Write out the entire listing below exactly, with the pictures left out.

Supplied records:
——

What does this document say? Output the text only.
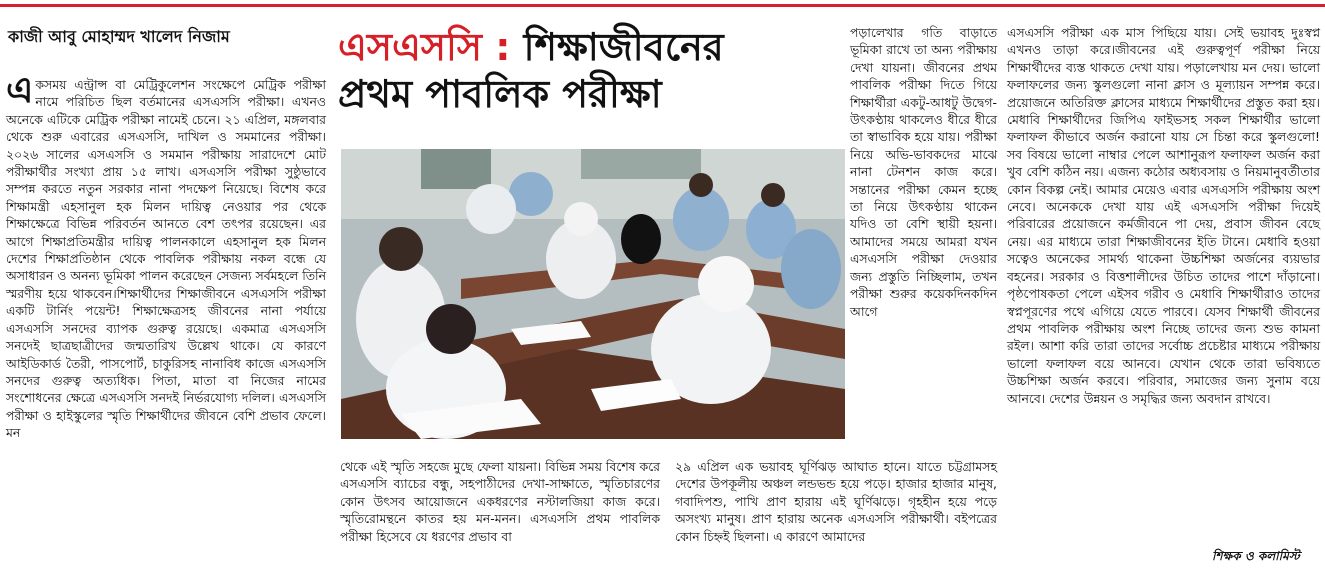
কাজী আবু মোহাম্মদ খালেদ নিজাম	এসএসসি : শিক্ষাজীবনের
প্রথম পাবলিক পরীক্ষা
একসময় এন্ট্রান্স বা মেট্রিকুলেশন সংক্ষেপে মেট্রিক পরীক্ষা নামে পরিচিত ছিল বর্তমানের এসএসসি পরীক্ষা। এখনও অনেকে এটিকে মেট্রিক পরীক্ষা নামেই চেনে। ২১ এপ্রিল, মঙ্গলবার থেকে শুরু এবারের এসএসসি, দাখিল ও সমমানের পরীক্ষা। ২০২৬ সালের এসএসসি ও সমমান পরীক্ষায় সারাদেশে মোট পরীক্ষার্থীর সংখ্যা প্রায় ১৫ লাখ। এসএসসি পরীক্ষা সুষ্ঠুভাবে সম্পন্ন করতে নতুন সরকার নানা পদক্ষেপ নিয়েছে। বিশেষ করে শিক্ষামন্ত্রী এহসানুল হক মিলন দায়িত্ব নেওয়ার পর থেকে শিক্ষাক্ষেত্রে বিভিন্ন পরিবর্তন আনতে বেশ তৎপর রয়েছেন। এর আগে শিক্ষাপ্রতিমন্ত্রীর দায়িত্ব পালনকালে এহসানুল হক মিলন দেশের শিক্ষাপ্রতিষ্ঠান থেকে পাবলিক পরীক্ষায় নকল বন্ধে যে অসাধারন ও অনন্য ভূমিকা পালন করেছেন সেজন্য সর্বমহলে তিনি স্মরণীয় হয়ে থাকবেন।শিক্ষার্থীদের শিক্ষাজীবনে এসএসসি পরীক্ষা একটি টার্নিং পয়েন্ট! শিক্ষাক্ষেত্রসহ জীবনের নানা পর্যায়ে এসএসসি সনদের ব্যাপক গুরুত্ব রয়েছে। একমাত্র এসএসসি সনদেই ছাত্রছাত্রীদের জন্মতারিখ উল্লেখ থাকে। যে কারণে আইডিকার্ড তৈরী, পাসপোর্ট, চাকুরিসহ নানাবিধ কাজে এসএসসি সনদের গুরুত্ব অত্যধিক। পিতা, মাতা বা নিজের নামের সংশোধনের ক্ষেত্রে এসএসসি সনদই নির্ভরযোগ্য দলিল। এসএসসি পরীক্ষা ও হাইস্কুলের স্মৃতি শিক্ষার্থীদের জীবনে বেশি প্রভাব ফেলে। মন

থেকে এই স্মৃতি সহজে মুছে ফেলা যায়না। বিভিন্ন সময় বিশেষ করে এসএসসি ব্যাচের বন্ধু, সহপাঠীদের দেখা-সাক্ষাতে, স্মৃতিচারণের কোন উৎসব আয়োজনে একধরণের নস্টালজিয়া কাজ করে। স্মৃতিরোমন্থনে কাতর হয় মন-মনন। এসএসসি প্রথম পাবলিক পরীক্ষা হিসেবে যে ধরণের প্রভাব বা

পড়ালেখার গতি বাড়াতে ভূমিকা রাখে তা অন্য পরীক্ষায় দেখা যায়না। জীবনের প্রথম পাবলিক পরীক্ষা দিতে গিয়ে শিক্ষার্থীরা একটু-আধটু উদ্বেগ-উৎকণ্ঠায় থাকলেও ধীরে ধীরে তা স্বাভাবিক হয়ে যায়। পরীক্ষা নিয়ে অভি-ভাবকদের মাঝে নানা টেনশন কাজ করে। সন্তানের পরীক্ষা কেমন হচ্ছে তা নিয়ে উৎকণ্ঠায় থাকেন যদিও তা বেশি স্থায়ী হয়না। আমাদের সময়ে আমরা যখন এসএসসি পরীক্ষা দেওয়ার জন্য প্রস্তুতি নিচ্ছিলাম, তখন পরীক্ষা শুরুর কয়েকদিনকদিন আগে

২৯ এপ্রিল এক ভয়াবহ ঘূর্ণিঝড় আঘাত হানে। যাতে চট্টগ্রামসহ দেশের উপকূলীয় অঞ্চল লন্ডভন্ড হয়ে পড়ে। হাজার হাজার মানুষ, গবাদিপশু, পাখি প্রাণ হারায় এই ঘূর্ণিঝড়ে। গৃহহীন হয়ে পড়ে অসংখ্য মানুষ। প্রাণ হারায় অনেক এসএসসি পরীক্ষার্থী। বইপত্রের কোন চিহ্নই ছিলনা। এ কারণে আমাদের

এসএসসি পরীক্ষা এক মাস পিছিয়ে যায়। সেই ভয়াবহ দুঃস্বপ্ন এখনও তাড়া করে।জীবনের এই গুরুত্বপূর্ণ পরীক্ষা নিয়ে শিক্ষার্থীদের ব্যস্ত থাকতে দেখা যায়। পড়ালেখায় মন দেয়। ভালো ফলাফলের জন্য স্কুলগুলো নানা ক্লাস ও মূল্যায়ন সম্পন্ন করে। প্রয়োজনে অতিরিক্ত ক্লাসের মাধ্যমে শিক্ষার্থীদের প্রস্তুত করা হয়। মেধাবি শিক্ষার্থীদের জিপিএ ফাইভসহ সকল শিক্ষার্থীর ভালো ফলাফল কীভাবে অর্জন করানো যায় সে চিন্তা করে স্কুলগুলো! সব বিষয়ে ভালো নাম্বার পেলে আশানুরূপ ফলাফল অর্জন করা খুব বেশি কঠিন নয়। এজন্য কঠোর অধ্যবসায় ও নিয়মানুবর্তীতার কোন বিকল্প নেই। আমার মেয়েও এবার এসএসসি পরীক্ষায় অংশ নেবে। অনেককে দেখা যায় এই এসএসসি পরীক্ষা দিয়েই পরিবারের প্রয়োজনে কর্মজীবনে পা দেয়, প্রবাস জীবন বেছে নেয়। এর মাধ্যমে তারা শিক্ষাজীবনের ইতি টানে। মেধাবি হওয়া সত্বেও অনেকের সামর্থ্য থাকেনা উচ্চশিক্ষা অর্জনের ব্যয়ভার বহনের। সরকার ও বিত্তশালীদের উচিত তাদের পাশে দাঁড়ানো। পৃষ্ঠপোষকতা পেলে এইসব গরীব ও মেধাবি শিক্ষার্থীরাও তাদের স্বপ্নপূরণের পথে এগিয়ে যেতে পারবে। যেসব শিক্ষার্থী জীবনের প্রথম পাবলিক পরীক্ষায় অংশ নিচ্ছে তাদের জন্য শুভ কামনা রইল। আশা করি তারা তাদের সর্বোচ্চ প্রচেষ্টার মাধ্যমে পরীক্ষায় ভালো ফলাফল বয়ে আনবে। যেখান থেকে তারা ভবিষ্যতে উচ্চশিক্ষা অর্জন করবে। পরিবার, সমাজের জন্য সুনাম বয়ে আনবে। দেশের উন্নয়ন ও সমৃদ্ধির জন্য অবদান রাখবে।

শিক্ষক ও কলামিস্ট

——

Task solution:
What does this document say? Output the text only.
কাজী আবু মোহাম্মদ খালেদ নিজাম	এসএসসি : শিক্ষাজীবনের
প্রথম পাবলিক পরীক্ষা
একসময় এন্ট্রান্স বা মেট্রিকুলেশন সংক্ষেপে মেট্রিক পরীক্ষা নামে পরিচিত ছিল বর্তমানের এসএসসি পরীক্ষা। এখনও অনেকে এটিকে মেট্রিক পরীক্ষা নামেই চেনে। ২১ এপ্রিল, মঙ্গলবার থেকে শুরু এবারের এসএসসি, দাখিল ও সমমানের পরীক্ষা। ২০২৬ সালের এসএসসি ও সমমান পরীক্ষায় সারাদেশে মোট পরীক্ষার্থীর সংখ্যা প্রায় ১৫ লাখ। এসএসসি পরীক্ষা সুষ্ঠুভাবে সম্পন্ন করতে নতুন সরকার নানা পদক্ষেপ নিয়েছে। বিশেষ করে শিক্ষামন্ত্রী এহসানুল হক মিলন দায়িত্ব নেওয়ার পর থেকে শিক্ষাক্ষেত্রে বিভিন্ন পরিবর্তন আনতে বেশ তৎপর রয়েছেন। এর আগে শিক্ষাপ্রতিমন্ত্রীর দায়িত্ব পালনকালে এহসানুল হক মিলন দেশের শিক্ষাপ্রতিষ্ঠান থেকে পাবলিক পরীক্ষায় নকল বন্ধে যে অসাধারন ও অনন্য ভূমিকা পালন করেছেন সেজন্য সর্বমহলে তিনি স্মরণীয় হয়ে থাকবেন।শিক্ষার্থীদের শিক্ষাজীবনে এসএসসি পরীক্ষা একটি টার্নিং পয়েন্ট! শিক্ষাক্ষেত্রসহ জীবনের নানা পর্যায়ে এসএসসি সনদের ব্যাপক গুরুত্ব রয়েছে। একমাত্র এসএসসি সনদেই ছাত্রছাত্রীদের জন্মতারিখ উল্লেখ থাকে। যে কারণে আইডিকার্ড তৈরী, পাসপোর্ট, চাকুরিসহ নানাবিধ কাজে এসএসসি সনদের গুরুত্ব অত্যধিক। পিতা, মাতা বা নিজের নামের সংশোধনের ক্ষেত্রে এসএসসি সনদই নির্ভরযোগ্য দলিল। এসএসসি পরীক্ষা ও হাইস্কুলের স্মৃতি শিক্ষার্থীদের জীবনে বেশি প্রভাব ফেলে। মন

থেকে এই স্মৃতি সহজে মুছে ফেলা যায়না। বিভিন্ন সময় বিশেষ করে এসএসসি ব্যাচের বন্ধু, সহপাঠীদের দেখা-সাক্ষাতে, স্মৃতিচারণের কোন উৎসব আয়োজনে একধরণের নস্টালজিয়া কাজ করে। স্মৃতিরোমন্থনে কাতর হয় মন-মনন। এসএসসি প্রথম পাবলিক পরীক্ষা হিসেবে যে ধরণের প্রভাব বা

পড়ালেখার গতি বাড়াতে ভূমিকা রাখে তা অন্য পরীক্ষায় দেখা যায়না। জীবনের প্রথম পাবলিক পরীক্ষা দিতে গিয়ে শিক্ষার্থীরা একটু-আধটু উদ্বেগ-উৎকণ্ঠায় থাকলেও ধীরে ধীরে তা স্বাভাবিক হয়ে যায়। পরীক্ষা নিয়ে অভি-ভাবকদের মাঝে নানা টেনশন কাজ করে। সন্তানের পরীক্ষা কেমন হচ্ছে তা নিয়ে উৎকণ্ঠায় থাকেন যদিও তা বেশি স্থায়ী হয়না। আমাদের সময়ে আমরা যখন এসএসসি পরীক্ষা দেওয়ার জন্য প্রস্তুতি নিচ্ছিলাম, তখন পরীক্ষা শুরুর কয়েকদিনকদিন আগে

২৯ এপ্রিল এক ভয়াবহ ঘূর্ণিঝড় আঘাত হানে। যাতে চট্টগ্রামসহ দেশের উপকূলীয় অঞ্চল লন্ডভন্ড হয়ে পড়ে। হাজার হাজার মানুষ, গবাদিপশু, পাখি প্রাণ হারায় এই ঘূর্ণিঝড়ে। গৃহহীন হয়ে পড়ে অসংখ্য মানুষ। প্রাণ হারায় অনেক এসএসসি পরীক্ষার্থী। বইপত্রের কোন চিহ্নই ছিলনা। এ কারণে আমাদের

এসএসসি পরীক্ষা এক মাস পিছিয়ে যায়। সেই ভয়াবহ দুঃস্বপ্ন এখনও তাড়া করে।জীবনের এই গুরুত্বপূর্ণ পরীক্ষা নিয়ে শিক্ষার্থীদের ব্যস্ত থাকতে দেখা যায়। পড়ালেখায় মন দেয়। ভালো ফলাফলের জন্য স্কুলগুলো নানা ক্লাস ও মূল্যায়ন সম্পন্ন করে। প্রয়োজনে অতিরিক্ত ক্লাসের মাধ্যমে শিক্ষার্থীদের প্রস্তুত করা হয়। মেধাবি শিক্ষার্থীদের জিপিএ ফাইভসহ সকল শিক্ষার্থীর ভালো ফলাফল কীভাবে অর্জন করানো যায় সে চিন্তা করে স্কুলগুলো! সব বিষয়ে ভালো নাম্বার পেলে আশানুরূপ ফলাফল অর্জন করা খুব বেশি কঠিন নয়। এজন্য কঠোর অধ্যবসায় ও নিয়মানুবর্তীতার কোন বিকল্প নেই। আমার মেয়েও এবার এসএসসি পরীক্ষায় অংশ নেবে। অনেককে দেখা যায় এই এসএসসি পরীক্ষা দিয়েই পরিবারের প্রয়োজনে কর্মজীবনে পা দেয়, প্রবাস জীবন বেছে নেয়। এর মাধ্যমে তারা শিক্ষাজীবনের ইতি টানে। মেধাবি হওয়া সত্বেও অনেকের সামর্থ্য থাকেনা উচ্চশিক্ষা অর্জনের ব্যয়ভার বহনের। সরকার ও বিত্তশালীদের উচিত তাদের পাশে দাঁড়ানো। পৃষ্ঠপোষকতা পেলে এইসব গরীব ও মেধাবি শিক্ষার্থীরাও তাদের স্বপ্নপূরণের পথে এগিয়ে যেতে পারবে। যেসব শিক্ষার্থী জীবনের প্রথম পাবলিক পরীক্ষায় অংশ নিচ্ছে তাদের জন্য শুভ কামনা রইল। আশা করি তারা তাদের সর্বোচ্চ প্রচেষ্টার মাধ্যমে পরীক্ষায় ভালো ফলাফল বয়ে আনবে। যেখান থেকে তারা ভবিষ্যতে উচ্চশিক্ষা অর্জন করবে। পরিবার, সমাজের জন্য সুনাম বয়ে আনবে। দেশের উন্নয়ন ও সমৃদ্ধির জন্য অবদান রাখবে।

শিক্ষক ও কলামিস্ট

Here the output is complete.